▶ **YOUR TASK**
Filter the entries and keep only the lines where the string "désistement" appears.

▶ **EXERCISE DATA**
┌────────

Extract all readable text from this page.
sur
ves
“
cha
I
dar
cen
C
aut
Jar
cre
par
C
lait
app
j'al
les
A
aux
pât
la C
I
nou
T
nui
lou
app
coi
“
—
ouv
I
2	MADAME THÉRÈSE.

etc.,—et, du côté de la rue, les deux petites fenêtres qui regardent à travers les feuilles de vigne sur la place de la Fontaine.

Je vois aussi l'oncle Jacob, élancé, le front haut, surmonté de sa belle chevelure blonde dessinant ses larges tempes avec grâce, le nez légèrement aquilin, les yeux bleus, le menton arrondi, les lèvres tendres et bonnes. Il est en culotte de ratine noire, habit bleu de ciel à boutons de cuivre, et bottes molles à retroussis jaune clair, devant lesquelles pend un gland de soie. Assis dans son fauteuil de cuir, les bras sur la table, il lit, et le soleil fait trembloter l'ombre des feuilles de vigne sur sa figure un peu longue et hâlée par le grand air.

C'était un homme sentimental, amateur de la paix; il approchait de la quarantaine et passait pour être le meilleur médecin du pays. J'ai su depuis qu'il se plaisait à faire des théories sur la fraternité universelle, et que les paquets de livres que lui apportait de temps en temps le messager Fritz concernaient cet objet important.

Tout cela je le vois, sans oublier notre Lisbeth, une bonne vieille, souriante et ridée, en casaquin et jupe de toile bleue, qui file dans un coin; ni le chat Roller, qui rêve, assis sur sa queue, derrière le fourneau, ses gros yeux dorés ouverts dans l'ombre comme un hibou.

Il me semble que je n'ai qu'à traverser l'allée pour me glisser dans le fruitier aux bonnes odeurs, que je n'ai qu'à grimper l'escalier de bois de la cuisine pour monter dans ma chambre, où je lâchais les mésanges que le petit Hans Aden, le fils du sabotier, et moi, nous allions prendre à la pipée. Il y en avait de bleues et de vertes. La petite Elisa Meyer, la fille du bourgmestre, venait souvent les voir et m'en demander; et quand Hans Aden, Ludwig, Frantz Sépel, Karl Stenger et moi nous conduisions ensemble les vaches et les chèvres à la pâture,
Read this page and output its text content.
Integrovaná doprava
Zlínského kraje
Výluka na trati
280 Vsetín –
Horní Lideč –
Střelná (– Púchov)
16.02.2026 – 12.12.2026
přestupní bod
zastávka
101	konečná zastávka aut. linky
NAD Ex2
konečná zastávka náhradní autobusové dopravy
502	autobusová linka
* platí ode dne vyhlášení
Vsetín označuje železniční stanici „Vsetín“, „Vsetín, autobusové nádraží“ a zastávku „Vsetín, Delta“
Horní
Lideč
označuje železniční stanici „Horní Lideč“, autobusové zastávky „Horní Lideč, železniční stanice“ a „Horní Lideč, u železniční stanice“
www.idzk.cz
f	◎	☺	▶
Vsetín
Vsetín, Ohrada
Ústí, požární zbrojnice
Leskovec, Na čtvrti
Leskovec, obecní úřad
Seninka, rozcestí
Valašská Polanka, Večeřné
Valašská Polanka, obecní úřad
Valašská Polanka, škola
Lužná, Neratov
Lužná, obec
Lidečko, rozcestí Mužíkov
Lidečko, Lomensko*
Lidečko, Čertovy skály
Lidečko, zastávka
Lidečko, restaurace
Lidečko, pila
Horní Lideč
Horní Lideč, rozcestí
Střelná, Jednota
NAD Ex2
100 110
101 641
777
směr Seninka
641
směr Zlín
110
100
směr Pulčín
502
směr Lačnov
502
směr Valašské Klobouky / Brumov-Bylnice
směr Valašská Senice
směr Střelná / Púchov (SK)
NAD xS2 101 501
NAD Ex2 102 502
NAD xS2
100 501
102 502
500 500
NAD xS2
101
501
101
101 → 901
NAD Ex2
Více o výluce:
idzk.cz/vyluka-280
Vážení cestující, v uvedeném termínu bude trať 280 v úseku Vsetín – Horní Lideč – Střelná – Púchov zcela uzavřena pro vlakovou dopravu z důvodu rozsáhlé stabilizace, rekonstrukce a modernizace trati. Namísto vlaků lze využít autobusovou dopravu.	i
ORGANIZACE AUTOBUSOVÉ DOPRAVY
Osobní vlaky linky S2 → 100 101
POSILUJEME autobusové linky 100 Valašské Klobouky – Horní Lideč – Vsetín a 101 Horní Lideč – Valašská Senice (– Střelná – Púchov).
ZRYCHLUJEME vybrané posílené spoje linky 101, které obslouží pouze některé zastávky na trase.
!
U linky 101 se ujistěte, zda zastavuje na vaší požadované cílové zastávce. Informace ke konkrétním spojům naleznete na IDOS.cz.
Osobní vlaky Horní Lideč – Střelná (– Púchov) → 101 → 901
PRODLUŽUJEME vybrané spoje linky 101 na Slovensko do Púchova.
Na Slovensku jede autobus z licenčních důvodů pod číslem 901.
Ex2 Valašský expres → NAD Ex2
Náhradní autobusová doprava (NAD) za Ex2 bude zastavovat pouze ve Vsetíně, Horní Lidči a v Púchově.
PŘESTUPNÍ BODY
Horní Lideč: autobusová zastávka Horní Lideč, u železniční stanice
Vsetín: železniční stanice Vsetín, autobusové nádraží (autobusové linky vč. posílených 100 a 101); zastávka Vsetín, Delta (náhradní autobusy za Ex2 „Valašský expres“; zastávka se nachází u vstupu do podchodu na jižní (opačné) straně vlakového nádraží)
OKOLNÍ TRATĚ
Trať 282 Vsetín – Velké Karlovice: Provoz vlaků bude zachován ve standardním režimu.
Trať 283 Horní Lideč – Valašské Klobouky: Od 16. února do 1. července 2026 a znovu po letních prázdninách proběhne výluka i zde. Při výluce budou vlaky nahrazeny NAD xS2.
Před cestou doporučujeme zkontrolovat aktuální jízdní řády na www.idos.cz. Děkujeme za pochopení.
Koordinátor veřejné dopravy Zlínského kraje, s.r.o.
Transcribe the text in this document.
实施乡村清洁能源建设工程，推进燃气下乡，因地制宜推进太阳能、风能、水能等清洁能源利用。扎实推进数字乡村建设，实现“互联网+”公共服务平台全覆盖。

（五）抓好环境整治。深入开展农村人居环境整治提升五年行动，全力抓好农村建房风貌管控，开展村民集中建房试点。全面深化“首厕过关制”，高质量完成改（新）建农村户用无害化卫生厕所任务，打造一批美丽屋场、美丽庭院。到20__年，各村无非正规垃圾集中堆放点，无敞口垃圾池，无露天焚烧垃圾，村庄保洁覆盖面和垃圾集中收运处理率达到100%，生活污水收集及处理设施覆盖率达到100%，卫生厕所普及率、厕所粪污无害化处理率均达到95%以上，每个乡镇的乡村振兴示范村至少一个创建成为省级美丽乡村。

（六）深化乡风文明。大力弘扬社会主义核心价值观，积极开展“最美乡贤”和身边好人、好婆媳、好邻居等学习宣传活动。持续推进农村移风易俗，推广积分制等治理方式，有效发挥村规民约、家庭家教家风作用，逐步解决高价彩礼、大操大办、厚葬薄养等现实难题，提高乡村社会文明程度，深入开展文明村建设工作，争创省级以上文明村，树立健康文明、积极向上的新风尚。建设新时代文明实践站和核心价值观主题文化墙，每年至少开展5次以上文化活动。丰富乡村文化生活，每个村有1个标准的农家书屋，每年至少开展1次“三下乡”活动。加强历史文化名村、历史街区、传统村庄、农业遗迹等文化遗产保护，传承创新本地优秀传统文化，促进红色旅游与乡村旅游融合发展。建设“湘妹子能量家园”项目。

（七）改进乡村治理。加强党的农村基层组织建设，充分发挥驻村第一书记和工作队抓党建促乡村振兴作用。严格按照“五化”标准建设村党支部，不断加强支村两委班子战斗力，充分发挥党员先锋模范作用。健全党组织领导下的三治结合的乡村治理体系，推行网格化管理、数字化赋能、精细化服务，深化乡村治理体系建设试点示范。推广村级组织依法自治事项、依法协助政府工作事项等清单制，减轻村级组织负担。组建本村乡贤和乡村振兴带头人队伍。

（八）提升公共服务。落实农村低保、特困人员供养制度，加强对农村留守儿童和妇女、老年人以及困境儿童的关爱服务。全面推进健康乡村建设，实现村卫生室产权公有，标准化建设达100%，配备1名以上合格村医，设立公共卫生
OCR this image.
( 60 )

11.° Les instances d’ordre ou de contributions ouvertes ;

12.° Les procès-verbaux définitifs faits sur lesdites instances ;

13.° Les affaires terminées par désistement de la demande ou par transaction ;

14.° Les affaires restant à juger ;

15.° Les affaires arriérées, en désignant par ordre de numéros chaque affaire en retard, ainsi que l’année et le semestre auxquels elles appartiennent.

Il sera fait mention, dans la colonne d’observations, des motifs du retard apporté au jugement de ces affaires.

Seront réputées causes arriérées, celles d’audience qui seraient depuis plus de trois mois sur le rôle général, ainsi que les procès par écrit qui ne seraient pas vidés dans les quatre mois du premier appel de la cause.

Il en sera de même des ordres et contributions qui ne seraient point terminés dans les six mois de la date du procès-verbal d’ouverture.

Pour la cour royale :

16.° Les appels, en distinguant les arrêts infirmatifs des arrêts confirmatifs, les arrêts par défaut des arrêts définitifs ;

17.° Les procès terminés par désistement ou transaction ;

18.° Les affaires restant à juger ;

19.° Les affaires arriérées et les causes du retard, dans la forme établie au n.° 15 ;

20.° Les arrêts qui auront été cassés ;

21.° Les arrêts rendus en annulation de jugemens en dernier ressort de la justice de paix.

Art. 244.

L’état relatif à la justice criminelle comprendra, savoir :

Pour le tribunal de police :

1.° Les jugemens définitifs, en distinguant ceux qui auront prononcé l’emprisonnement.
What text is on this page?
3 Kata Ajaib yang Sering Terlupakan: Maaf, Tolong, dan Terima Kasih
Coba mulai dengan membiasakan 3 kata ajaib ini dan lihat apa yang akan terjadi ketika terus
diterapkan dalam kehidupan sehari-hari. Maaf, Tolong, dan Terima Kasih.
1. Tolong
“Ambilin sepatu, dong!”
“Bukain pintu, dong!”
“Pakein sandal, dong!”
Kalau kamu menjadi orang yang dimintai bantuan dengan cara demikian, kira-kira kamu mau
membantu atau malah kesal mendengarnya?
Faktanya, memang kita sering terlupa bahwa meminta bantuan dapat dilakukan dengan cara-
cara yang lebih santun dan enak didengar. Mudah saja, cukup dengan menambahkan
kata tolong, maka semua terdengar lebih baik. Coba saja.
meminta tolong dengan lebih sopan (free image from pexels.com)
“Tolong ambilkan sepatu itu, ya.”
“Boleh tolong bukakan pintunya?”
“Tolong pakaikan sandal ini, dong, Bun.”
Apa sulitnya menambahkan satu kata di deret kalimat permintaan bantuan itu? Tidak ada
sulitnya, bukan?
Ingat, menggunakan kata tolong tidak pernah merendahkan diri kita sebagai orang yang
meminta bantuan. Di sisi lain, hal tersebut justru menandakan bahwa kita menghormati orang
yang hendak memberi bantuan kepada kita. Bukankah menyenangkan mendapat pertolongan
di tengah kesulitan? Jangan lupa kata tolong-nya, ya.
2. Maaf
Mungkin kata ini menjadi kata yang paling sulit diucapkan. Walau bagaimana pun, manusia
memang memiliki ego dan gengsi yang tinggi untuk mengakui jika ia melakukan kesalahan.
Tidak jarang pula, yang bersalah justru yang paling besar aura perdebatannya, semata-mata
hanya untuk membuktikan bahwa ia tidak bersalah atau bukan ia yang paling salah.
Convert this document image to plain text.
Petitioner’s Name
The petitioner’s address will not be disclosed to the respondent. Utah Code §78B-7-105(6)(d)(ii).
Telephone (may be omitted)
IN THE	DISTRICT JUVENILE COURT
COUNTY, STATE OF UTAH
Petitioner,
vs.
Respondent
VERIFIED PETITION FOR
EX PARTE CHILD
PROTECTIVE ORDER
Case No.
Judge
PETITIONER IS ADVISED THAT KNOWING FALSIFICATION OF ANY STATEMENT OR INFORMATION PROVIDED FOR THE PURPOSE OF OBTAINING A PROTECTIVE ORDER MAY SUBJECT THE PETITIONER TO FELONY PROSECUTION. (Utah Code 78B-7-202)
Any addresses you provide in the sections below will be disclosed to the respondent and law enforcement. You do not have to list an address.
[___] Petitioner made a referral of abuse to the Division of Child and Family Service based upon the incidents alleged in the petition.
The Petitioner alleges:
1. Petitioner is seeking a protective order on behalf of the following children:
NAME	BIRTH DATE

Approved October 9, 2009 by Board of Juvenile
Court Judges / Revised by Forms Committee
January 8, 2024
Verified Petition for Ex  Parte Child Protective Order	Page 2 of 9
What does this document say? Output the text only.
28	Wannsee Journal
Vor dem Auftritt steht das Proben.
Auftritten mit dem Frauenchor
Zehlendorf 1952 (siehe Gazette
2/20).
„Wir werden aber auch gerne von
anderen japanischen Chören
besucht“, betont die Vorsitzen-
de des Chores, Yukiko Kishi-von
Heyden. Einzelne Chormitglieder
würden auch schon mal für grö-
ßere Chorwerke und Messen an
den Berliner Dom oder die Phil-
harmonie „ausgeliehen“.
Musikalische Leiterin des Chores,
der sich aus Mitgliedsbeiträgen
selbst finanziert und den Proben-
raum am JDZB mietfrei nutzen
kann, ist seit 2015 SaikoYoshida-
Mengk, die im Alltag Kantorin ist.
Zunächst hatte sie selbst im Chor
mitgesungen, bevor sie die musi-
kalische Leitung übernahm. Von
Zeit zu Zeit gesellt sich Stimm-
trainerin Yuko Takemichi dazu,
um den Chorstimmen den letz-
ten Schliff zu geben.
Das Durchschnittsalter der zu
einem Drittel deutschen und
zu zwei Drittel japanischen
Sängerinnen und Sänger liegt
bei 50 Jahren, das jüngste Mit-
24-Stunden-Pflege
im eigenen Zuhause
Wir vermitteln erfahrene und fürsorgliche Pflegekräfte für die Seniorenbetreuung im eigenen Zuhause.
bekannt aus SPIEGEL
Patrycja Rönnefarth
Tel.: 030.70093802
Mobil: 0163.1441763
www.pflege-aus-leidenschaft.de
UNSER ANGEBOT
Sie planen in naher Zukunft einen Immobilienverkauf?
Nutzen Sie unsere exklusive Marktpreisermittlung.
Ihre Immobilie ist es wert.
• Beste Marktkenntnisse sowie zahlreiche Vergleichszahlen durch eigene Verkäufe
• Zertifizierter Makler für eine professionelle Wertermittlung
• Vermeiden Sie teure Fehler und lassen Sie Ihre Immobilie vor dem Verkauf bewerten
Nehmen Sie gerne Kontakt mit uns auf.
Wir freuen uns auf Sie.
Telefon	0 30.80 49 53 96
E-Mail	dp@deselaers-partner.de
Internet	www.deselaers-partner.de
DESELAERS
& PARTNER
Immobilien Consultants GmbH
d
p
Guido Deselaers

└────────

▶ **SOLUTION**
13.° Les affaires terminées par désistement de la demande ou par transaction ;
17.° Les procès terminés par désistement ou transaction ;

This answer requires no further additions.